### WHAT THE TASK REQUIRES
Pick out every line of the entries below where "Info" occurs, and copy those lines.

Collected data:
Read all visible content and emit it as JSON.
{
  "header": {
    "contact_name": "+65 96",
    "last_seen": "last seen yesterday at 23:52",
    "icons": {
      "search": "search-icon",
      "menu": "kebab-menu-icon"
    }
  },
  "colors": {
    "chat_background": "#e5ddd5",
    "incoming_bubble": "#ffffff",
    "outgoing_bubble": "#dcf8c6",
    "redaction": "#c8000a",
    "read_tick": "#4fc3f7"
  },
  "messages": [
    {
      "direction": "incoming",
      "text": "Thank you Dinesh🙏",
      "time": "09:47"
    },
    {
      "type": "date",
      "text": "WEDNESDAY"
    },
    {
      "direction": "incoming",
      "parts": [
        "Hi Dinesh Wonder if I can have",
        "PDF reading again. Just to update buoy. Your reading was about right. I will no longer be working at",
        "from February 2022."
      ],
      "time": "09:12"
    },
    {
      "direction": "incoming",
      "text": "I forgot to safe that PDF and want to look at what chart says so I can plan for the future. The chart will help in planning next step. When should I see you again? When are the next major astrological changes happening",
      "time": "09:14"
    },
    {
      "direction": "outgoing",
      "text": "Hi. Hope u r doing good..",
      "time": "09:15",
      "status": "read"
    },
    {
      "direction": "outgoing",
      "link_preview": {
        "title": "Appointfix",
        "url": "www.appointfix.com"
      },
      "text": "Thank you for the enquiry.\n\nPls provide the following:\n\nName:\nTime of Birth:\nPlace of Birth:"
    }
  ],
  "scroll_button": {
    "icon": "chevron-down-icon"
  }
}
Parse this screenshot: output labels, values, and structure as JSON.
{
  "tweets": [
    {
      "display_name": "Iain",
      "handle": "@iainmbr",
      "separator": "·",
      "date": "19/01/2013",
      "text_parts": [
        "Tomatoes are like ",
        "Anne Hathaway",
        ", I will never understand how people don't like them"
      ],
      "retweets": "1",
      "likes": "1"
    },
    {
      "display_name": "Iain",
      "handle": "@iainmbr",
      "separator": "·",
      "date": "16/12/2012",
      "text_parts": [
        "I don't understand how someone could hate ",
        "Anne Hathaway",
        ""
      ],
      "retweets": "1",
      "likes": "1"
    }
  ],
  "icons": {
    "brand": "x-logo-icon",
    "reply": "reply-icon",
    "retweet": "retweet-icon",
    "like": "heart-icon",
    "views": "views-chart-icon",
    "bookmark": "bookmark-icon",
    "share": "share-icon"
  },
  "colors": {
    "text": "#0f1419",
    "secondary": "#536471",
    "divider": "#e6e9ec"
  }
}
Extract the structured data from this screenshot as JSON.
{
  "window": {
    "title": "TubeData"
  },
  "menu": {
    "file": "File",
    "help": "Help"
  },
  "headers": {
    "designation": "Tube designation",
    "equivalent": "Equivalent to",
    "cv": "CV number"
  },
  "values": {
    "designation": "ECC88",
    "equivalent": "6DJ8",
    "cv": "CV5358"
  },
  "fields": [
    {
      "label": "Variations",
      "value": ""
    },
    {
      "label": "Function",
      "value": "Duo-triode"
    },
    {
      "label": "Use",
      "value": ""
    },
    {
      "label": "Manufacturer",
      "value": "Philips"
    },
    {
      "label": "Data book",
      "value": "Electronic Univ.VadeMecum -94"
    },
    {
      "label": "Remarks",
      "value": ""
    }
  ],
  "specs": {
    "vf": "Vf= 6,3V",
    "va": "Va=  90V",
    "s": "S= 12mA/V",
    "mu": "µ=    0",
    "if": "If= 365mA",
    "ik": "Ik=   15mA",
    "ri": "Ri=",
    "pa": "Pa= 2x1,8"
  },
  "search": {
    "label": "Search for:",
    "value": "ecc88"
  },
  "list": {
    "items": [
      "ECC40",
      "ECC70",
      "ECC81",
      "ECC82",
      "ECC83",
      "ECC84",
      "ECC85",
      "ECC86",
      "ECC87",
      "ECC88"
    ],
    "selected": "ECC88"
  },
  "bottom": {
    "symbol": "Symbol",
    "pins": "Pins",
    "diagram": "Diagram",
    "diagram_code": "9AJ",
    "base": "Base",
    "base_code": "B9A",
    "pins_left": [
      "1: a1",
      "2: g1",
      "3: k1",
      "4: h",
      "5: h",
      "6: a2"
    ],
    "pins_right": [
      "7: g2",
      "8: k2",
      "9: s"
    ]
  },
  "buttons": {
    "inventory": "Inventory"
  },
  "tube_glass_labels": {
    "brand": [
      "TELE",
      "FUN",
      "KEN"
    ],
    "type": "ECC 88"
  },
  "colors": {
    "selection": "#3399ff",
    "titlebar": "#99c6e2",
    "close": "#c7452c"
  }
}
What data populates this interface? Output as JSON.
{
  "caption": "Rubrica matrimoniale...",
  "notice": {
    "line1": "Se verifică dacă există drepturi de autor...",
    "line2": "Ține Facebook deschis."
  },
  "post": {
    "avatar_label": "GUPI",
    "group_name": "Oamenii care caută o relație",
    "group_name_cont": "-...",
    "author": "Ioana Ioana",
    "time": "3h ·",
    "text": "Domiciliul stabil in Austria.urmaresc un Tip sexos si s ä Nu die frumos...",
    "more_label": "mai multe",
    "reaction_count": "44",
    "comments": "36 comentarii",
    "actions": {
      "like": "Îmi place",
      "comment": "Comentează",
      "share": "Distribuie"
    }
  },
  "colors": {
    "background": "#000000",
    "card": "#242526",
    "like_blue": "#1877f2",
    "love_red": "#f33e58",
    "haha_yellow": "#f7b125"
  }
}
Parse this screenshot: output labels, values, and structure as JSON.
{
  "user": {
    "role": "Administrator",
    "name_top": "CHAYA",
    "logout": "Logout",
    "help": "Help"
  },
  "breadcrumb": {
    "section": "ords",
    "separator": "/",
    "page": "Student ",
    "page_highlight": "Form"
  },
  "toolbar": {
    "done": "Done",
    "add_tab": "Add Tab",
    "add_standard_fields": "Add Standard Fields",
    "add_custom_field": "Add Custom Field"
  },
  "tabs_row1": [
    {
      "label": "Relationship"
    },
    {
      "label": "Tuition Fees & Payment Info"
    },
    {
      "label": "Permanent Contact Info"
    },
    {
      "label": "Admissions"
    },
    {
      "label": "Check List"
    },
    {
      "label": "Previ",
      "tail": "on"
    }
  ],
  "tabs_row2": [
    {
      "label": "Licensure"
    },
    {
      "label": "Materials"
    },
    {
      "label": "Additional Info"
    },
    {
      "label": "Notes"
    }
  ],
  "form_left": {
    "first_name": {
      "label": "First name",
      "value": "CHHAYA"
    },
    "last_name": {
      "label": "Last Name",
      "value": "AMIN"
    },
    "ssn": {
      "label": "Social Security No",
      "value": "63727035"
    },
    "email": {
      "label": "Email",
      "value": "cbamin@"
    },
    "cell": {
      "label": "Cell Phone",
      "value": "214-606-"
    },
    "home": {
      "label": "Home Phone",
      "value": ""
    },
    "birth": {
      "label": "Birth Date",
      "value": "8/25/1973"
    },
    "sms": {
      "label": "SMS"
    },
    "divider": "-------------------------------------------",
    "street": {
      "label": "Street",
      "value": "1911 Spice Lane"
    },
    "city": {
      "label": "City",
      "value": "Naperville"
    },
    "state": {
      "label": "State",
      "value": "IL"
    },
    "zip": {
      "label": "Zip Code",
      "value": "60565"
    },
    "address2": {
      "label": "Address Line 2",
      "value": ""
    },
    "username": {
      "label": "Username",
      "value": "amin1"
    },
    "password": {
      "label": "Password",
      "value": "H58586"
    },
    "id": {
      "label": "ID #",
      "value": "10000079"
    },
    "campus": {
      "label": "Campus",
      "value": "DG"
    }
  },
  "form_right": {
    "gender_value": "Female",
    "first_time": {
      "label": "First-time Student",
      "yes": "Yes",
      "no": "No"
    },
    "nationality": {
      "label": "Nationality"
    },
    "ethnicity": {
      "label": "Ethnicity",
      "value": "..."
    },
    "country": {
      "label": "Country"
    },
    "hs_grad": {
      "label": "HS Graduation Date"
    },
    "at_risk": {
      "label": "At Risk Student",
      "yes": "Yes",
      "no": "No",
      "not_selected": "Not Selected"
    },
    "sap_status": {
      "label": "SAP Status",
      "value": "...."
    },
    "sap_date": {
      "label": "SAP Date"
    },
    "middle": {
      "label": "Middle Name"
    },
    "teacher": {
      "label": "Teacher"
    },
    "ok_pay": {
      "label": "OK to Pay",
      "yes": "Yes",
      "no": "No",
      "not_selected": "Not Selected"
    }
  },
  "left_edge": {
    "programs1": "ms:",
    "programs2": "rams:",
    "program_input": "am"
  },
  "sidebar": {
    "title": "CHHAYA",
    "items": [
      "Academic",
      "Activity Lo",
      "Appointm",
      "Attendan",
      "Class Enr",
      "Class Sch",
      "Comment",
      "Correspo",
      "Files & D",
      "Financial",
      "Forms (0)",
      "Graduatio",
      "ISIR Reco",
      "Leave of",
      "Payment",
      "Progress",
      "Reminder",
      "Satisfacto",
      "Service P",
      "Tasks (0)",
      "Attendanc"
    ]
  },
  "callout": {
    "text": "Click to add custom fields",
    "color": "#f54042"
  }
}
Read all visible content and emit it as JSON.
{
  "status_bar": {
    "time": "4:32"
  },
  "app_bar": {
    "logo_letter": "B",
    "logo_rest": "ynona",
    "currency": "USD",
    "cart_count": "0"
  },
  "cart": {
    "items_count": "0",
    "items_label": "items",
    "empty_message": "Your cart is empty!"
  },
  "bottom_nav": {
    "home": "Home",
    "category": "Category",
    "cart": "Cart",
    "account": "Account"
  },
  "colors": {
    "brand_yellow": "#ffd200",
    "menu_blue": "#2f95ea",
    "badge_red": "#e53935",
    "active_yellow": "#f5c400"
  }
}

### RESPONSE FOR THIS EXERCISE
      "label": "Tuition Fees & Payment Info"
      "label": "Permanent Contact Info"
      "label": "Additional Info"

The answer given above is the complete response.